Written request:
From the listing below, pull each line that includes "consists".

Supplied material:
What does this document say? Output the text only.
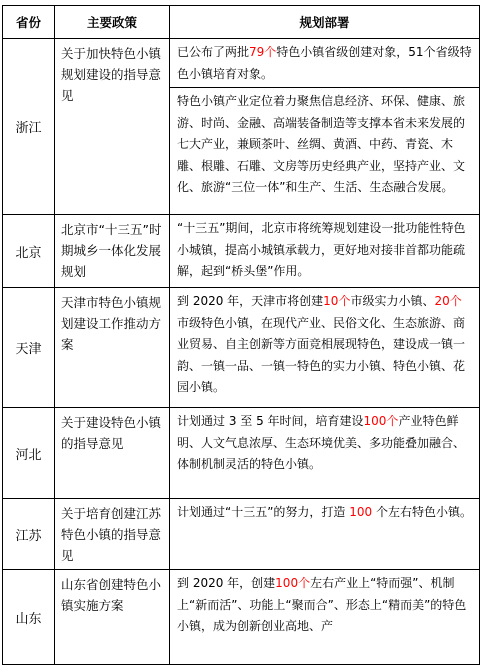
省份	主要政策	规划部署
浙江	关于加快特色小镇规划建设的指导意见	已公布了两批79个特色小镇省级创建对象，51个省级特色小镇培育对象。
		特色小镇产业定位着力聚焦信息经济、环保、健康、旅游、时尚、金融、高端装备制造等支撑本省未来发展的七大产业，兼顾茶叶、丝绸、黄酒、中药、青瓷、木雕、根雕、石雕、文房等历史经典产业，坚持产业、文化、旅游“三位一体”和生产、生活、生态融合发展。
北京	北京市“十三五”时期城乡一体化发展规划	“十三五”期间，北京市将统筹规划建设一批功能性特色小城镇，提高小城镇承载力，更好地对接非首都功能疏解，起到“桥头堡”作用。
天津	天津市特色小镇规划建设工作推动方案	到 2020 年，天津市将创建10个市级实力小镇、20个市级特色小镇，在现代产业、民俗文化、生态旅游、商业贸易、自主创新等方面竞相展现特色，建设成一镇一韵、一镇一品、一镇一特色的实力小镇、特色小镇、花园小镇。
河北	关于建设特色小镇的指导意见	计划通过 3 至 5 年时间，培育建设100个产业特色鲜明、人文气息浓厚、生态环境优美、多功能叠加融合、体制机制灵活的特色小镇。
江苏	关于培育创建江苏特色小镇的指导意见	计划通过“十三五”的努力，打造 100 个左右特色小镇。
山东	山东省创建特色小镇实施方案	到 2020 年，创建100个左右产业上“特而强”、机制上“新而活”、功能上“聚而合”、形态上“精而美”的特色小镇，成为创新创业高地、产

==

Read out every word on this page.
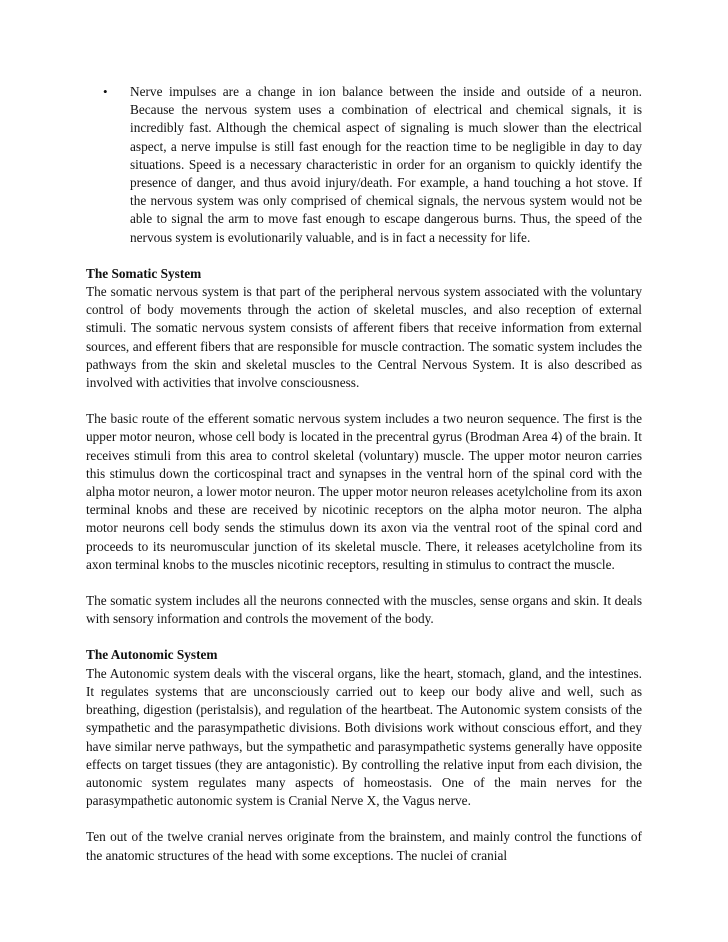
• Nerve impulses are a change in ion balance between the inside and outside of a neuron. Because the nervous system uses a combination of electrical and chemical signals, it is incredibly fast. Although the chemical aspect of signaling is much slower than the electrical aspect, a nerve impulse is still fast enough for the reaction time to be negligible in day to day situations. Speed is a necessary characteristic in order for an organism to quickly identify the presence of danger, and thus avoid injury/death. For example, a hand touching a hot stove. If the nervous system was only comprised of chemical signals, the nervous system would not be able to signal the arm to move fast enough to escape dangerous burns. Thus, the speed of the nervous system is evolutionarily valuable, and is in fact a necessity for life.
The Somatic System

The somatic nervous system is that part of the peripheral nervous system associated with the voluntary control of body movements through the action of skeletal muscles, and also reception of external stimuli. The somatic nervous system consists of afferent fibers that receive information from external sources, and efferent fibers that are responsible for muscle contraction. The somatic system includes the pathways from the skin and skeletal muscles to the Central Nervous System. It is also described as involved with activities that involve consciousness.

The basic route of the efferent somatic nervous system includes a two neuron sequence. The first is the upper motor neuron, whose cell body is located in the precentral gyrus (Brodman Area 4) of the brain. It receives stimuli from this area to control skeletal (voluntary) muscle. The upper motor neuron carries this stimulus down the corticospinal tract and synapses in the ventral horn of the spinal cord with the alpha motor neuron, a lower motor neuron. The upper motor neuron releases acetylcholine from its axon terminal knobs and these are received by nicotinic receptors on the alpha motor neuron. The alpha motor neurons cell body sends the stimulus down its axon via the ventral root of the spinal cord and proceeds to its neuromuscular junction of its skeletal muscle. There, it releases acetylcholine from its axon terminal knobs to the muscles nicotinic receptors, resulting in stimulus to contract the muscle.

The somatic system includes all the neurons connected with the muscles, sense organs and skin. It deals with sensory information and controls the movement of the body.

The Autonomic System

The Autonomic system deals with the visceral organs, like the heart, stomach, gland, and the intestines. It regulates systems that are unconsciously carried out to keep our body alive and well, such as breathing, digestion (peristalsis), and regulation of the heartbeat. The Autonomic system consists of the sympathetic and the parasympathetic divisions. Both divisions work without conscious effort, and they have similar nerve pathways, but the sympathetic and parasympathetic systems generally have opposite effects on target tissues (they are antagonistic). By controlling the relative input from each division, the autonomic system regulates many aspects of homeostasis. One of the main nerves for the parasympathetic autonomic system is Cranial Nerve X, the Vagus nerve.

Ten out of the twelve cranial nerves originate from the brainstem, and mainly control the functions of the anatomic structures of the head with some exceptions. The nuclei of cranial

Response to the exercise:
The somatic nervous system is that part of the peripheral nervous system associated with the voluntary control of body movements through the action of skeletal muscles, and also reception of external stimuli. The somatic nervous system consists of afferent fibers that receive information from external sources, and efferent fibers that are responsible for muscle contraction. The somatic system includes the pathways from the skin and skeletal muscles to the Central Nervous System. It is also described as involved with activities that involve consciousness.
The Autonomic system deals with the visceral organs, like the heart, stomach, gland, and the intestines. It regulates systems that are unconsciously carried out to keep our body alive and well, such as breathing, digestion (peristalsis), and regulation of the heartbeat. The Autonomic system consists of the sympathetic and the parasympathetic divisions. Both divisions work without conscious effort, and they have similar nerve pathways, but the sympathetic and parasympathetic systems generally have opposite effects on target tissues (they are antagonistic). By controlling the relative input from each division, the autonomic system regulates many aspects of homeostasis. One of the main nerves for the parasympathetic autonomic system is Cranial Nerve X, the Vagus nerve.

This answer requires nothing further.